[Work to complete]:
Extract each record and reproduce it exactly.

:: Supplied records

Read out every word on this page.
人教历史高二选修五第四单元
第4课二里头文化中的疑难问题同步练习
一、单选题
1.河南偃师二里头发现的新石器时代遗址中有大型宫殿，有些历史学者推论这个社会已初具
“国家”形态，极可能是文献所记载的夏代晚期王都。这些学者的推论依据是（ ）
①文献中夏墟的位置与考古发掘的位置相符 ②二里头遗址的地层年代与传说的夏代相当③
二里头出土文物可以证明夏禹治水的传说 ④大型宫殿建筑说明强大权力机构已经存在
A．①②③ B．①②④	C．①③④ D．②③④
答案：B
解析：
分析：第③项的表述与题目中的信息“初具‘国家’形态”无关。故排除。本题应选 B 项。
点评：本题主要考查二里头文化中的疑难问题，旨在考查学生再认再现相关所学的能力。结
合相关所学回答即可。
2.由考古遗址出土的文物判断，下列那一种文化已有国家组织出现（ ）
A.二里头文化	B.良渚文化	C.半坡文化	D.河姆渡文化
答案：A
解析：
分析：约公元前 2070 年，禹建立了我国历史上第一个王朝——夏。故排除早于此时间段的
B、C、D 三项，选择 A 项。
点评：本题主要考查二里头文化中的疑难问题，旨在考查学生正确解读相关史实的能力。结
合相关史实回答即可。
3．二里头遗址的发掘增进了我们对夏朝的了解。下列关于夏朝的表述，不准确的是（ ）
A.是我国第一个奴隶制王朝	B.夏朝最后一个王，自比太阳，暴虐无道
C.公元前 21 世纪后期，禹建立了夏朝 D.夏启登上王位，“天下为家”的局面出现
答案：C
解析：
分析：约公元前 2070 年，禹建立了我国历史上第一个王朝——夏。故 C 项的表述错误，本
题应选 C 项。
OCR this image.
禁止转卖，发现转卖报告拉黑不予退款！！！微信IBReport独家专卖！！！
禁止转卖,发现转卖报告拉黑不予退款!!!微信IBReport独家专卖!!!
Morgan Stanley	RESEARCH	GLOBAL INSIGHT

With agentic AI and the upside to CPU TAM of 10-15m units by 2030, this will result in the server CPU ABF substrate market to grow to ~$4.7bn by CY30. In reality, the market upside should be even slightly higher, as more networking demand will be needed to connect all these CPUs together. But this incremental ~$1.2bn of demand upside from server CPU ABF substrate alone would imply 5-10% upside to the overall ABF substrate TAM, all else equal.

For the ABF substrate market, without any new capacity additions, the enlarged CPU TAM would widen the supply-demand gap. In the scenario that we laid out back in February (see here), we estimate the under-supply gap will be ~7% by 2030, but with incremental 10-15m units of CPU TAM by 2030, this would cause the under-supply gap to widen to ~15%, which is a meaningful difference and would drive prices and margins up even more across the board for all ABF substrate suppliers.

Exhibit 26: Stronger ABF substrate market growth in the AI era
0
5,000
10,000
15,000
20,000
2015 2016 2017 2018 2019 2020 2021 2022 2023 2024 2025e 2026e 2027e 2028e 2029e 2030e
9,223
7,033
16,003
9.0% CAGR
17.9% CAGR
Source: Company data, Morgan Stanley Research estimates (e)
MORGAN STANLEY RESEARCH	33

::::

[Task response]:
Read out every word on this page.
人教历史高二选修五第四单元
第4课二里头文化中的疑难问题同步练习
一、单选题
1.河南偃师二里头发现的新石器时代遗址中有大型宫殿，有些历史学者推论这个社会已初具
“国家”形态，极可能是文献所记载的夏代晚期王都。这些学者的推论依据是（ ）
①文献中夏墟的位置与考古发掘的位置相符 ②二里头遗址的地层年代与传说的夏代相当③
二里头出土文物可以证明夏禹治水的传说 ④大型宫殿建筑说明强大权力机构已经存在
A．①②③ B．①②④	C．①③④ D．②③④
答案：B
解析：
分析：第③项的表述与题目中的信息“初具‘国家’形态”无关。故排除。本题应选 B 项。
点评：本题主要考查二里头文化中的疑难问题，旨在考查学生再认再现相关所学的能力。结
合相关所学回答即可。
2.由考古遗址出土的文物判断，下列那一种文化已有国家组织出现（ ）
A.二里头文化	B.良渚文化	C.半坡文化	D.河姆渡文化
答案：A
解析：
分析：约公元前 2070 年，禹建立了我国历史上第一个王朝——夏。故排除早于此时间段的
B、C、D 三项，选择 A 项。
点评：本题主要考查二里头文化中的疑难问题，旨在考查学生正确解读相关史实的能力。结
合相关史实回答即可。
3．二里头遗址的发掘增进了我们对夏朝的了解。下列关于夏朝的表述，不准确的是（ ）
A.是我国第一个奴隶制王朝	B.夏朝最后一个王，自比太阳，暴虐无道
C.公元前 21 世纪后期，禹建立了夏朝 D.夏启登上王位，“天下为家”的局面出现
答案：C
解析：
分析：约公元前 2070 年，禹建立了我国历史上第一个王朝——夏。故 C 项的表述错误，本
题应选 C 项。
OCR this image.
禁止转卖，发现转卖报告拉黑不予退款！！！微信IBReport独家专卖！！！
禁止转卖,发现转卖报告拉黑不予退款!!!微信IBReport独家专卖!!!
Morgan Stanley	RESEARCH	GLOBAL INSIGHT

With agentic AI and the upside to CPU TAM of 10-15m units by 2030, this will result in the server CPU ABF substrate market to grow to ~$4.7bn by CY30. In reality, the market upside should be even slightly higher, as more networking demand will be needed to connect all these CPUs together. But this incremental ~$1.2bn of demand upside from server CPU ABF substrate alone would imply 5-10% upside to the overall ABF substrate TAM, all else equal.

For the ABF substrate market, without any new capacity additions, the enlarged CPU TAM would widen the supply-demand gap. In the scenario that we laid out back in February (see here), we estimate the under-supply gap will be ~7% by 2030, but with incremental 10-15m units of CPU TAM by 2030, this would cause the under-supply gap to widen to ~15%, which is a meaningful difference and would drive prices and margins up even more across the board for all ABF substrate suppliers.

Exhibit 26: Stronger ABF substrate market growth in the AI era
0
5,000
10,000
15,000
20,000
2015 2016 2017 2018 2019 2020 2021 2022 2023 2024 2025e 2026e 2027e 2028e 2029e 2030e
9,223
7,033
16,003
9.0% CAGR
17.9% CAGR
Source: Company data, Morgan Stanley Research estimates (e)
MORGAN STANLEY RESEARCH	33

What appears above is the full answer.